What to work on:
Render the entries below, from the first line through the line containing "47, 541, 357]", as a JSON list of strings, one string per line, with blank lines omitted.

Records for the exercise:
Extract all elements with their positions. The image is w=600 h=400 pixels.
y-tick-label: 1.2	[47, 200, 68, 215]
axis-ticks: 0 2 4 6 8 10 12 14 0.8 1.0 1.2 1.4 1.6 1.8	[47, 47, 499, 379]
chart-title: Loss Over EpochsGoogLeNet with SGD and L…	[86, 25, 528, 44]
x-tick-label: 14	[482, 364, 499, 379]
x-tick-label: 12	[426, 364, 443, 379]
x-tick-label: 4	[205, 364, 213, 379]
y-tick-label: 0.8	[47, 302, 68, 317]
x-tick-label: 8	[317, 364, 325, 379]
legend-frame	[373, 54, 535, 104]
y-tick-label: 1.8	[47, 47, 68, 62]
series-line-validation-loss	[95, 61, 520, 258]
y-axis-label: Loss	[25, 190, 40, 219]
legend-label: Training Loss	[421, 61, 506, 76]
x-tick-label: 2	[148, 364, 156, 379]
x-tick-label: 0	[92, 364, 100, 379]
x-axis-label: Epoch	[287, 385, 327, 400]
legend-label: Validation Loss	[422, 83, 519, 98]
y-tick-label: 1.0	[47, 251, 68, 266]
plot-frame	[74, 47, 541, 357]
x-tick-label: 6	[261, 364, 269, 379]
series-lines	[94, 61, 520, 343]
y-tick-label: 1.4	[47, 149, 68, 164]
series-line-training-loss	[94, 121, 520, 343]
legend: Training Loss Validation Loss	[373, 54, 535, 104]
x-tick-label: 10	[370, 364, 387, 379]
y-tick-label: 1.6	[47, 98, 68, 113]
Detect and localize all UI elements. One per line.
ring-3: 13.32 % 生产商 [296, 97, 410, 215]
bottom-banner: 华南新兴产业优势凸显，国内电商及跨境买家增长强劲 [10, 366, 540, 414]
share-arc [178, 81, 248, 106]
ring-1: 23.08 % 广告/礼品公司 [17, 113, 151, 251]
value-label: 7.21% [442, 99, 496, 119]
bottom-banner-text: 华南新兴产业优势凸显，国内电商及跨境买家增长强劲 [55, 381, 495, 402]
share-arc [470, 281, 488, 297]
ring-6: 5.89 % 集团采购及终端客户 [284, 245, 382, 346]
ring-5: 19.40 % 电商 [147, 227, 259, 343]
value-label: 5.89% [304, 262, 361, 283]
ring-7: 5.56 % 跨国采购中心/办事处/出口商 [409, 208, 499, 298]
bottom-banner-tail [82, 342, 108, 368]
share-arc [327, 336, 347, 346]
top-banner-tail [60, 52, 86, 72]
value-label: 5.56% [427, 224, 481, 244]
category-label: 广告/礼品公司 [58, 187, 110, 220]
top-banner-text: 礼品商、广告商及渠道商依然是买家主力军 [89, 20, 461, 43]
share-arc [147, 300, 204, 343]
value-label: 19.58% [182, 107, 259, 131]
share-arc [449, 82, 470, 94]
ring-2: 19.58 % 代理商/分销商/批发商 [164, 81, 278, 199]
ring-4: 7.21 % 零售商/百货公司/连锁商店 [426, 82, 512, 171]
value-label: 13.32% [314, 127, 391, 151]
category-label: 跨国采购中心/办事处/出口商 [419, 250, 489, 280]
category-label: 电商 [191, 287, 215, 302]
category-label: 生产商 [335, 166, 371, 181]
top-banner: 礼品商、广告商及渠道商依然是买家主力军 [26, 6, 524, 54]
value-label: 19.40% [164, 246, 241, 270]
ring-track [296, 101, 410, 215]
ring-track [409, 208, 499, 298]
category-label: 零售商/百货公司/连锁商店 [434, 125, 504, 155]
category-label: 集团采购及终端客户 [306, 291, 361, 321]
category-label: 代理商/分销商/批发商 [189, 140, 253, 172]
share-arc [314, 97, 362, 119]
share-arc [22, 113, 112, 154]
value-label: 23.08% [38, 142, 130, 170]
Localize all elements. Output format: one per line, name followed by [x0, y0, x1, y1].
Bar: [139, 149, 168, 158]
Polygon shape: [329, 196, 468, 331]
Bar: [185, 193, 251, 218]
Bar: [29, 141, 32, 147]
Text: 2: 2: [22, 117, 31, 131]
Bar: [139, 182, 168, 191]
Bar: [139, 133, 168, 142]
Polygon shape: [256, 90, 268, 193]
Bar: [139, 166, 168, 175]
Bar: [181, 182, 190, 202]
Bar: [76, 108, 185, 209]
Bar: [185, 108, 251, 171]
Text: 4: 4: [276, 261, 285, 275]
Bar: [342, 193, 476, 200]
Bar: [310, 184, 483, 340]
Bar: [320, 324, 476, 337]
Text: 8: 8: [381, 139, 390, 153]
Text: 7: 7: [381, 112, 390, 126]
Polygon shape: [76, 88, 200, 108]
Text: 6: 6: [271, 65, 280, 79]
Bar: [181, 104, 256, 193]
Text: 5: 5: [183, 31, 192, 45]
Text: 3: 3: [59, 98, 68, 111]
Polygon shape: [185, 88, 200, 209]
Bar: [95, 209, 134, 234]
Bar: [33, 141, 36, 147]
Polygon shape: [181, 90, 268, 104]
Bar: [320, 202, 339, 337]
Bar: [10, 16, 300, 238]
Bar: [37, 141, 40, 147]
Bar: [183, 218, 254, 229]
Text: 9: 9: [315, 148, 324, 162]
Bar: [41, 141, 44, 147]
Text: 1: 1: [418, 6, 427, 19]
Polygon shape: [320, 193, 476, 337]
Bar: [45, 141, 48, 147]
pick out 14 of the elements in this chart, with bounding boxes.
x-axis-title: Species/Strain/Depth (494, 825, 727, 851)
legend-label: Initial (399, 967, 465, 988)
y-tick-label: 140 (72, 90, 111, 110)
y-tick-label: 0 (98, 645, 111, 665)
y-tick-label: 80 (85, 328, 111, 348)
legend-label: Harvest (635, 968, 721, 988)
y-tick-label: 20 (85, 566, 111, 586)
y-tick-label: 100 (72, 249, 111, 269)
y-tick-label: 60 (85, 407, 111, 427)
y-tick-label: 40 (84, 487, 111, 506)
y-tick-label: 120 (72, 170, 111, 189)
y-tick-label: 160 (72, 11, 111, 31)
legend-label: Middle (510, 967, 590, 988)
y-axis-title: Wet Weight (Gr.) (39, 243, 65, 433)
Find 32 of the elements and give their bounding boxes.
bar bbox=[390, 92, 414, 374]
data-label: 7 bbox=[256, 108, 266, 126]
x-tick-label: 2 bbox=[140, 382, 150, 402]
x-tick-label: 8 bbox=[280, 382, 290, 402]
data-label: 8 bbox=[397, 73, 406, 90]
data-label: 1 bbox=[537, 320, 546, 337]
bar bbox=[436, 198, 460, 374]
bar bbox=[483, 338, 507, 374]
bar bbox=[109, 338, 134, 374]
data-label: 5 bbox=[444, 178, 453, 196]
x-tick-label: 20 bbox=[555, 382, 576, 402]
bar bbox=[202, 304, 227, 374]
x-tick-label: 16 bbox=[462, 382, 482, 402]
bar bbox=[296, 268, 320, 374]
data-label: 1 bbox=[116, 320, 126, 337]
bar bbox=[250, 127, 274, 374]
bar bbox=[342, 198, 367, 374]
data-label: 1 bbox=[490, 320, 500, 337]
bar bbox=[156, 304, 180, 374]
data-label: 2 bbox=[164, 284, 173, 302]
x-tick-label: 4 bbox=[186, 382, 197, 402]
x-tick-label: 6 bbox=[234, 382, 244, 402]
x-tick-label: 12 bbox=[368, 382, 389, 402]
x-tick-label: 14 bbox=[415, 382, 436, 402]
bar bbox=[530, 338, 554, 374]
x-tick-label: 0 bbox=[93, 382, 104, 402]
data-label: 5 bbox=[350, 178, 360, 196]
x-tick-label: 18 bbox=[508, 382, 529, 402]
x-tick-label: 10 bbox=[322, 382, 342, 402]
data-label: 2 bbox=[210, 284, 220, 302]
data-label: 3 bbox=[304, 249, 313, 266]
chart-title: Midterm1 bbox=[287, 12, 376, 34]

Written response:
[
  "Extract all elements with their positions. The image is w=600 h=400 pixels.",
  "y-tick-label: 1.2\t[47, 200, 68, 215]",
  "axis-ticks: 0 2 4 6 8 10 12 14 0.8 1.0 1.2 1.4 1.6 1.8\t[47, 47, 499, 379]",
  "chart-title: Loss Over EpochsGoogLeNet with SGD and L…\t[86, 25, 528, 44]",
  "x-tick-label: 14\t[482, 364, 499, 379]",
  "x-tick-label: 12\t[426, 364, 443, 379]",
  "x-tick-label: 4\t[205, 364, 213, 379]",
  "y-tick-label: 0.8\t[47, 302, 68, 317]",
  "x-tick-label: 8\t[317, 364, 325, 379]",
  "legend-frame\t[373, 54, 535, 104]",
  "y-tick-label: 1.8\t[47, 47, 68, 62]",
  "series-line-validation-loss\t[95, 61, 520, 258]",
  "y-axis-label: Loss\t[25, 190, 40, 219]",
  "legend-label: Training Loss\t[421, 61, 506, 76]",
  "x-tick-label: 2\t[148, 364, 156, 379]",
  "x-tick-label: 0\t[92, 364, 100, 379]",
  "x-axis-label: Epoch\t[287, 385, 327, 400]",
  "legend-label: Validation Loss\t[422, 83, 519, 98]",
  "y-tick-label: 1.0\t[47, 251, 68, 266]",
  "plot-frame\t[74, 47, 541, 357]"
]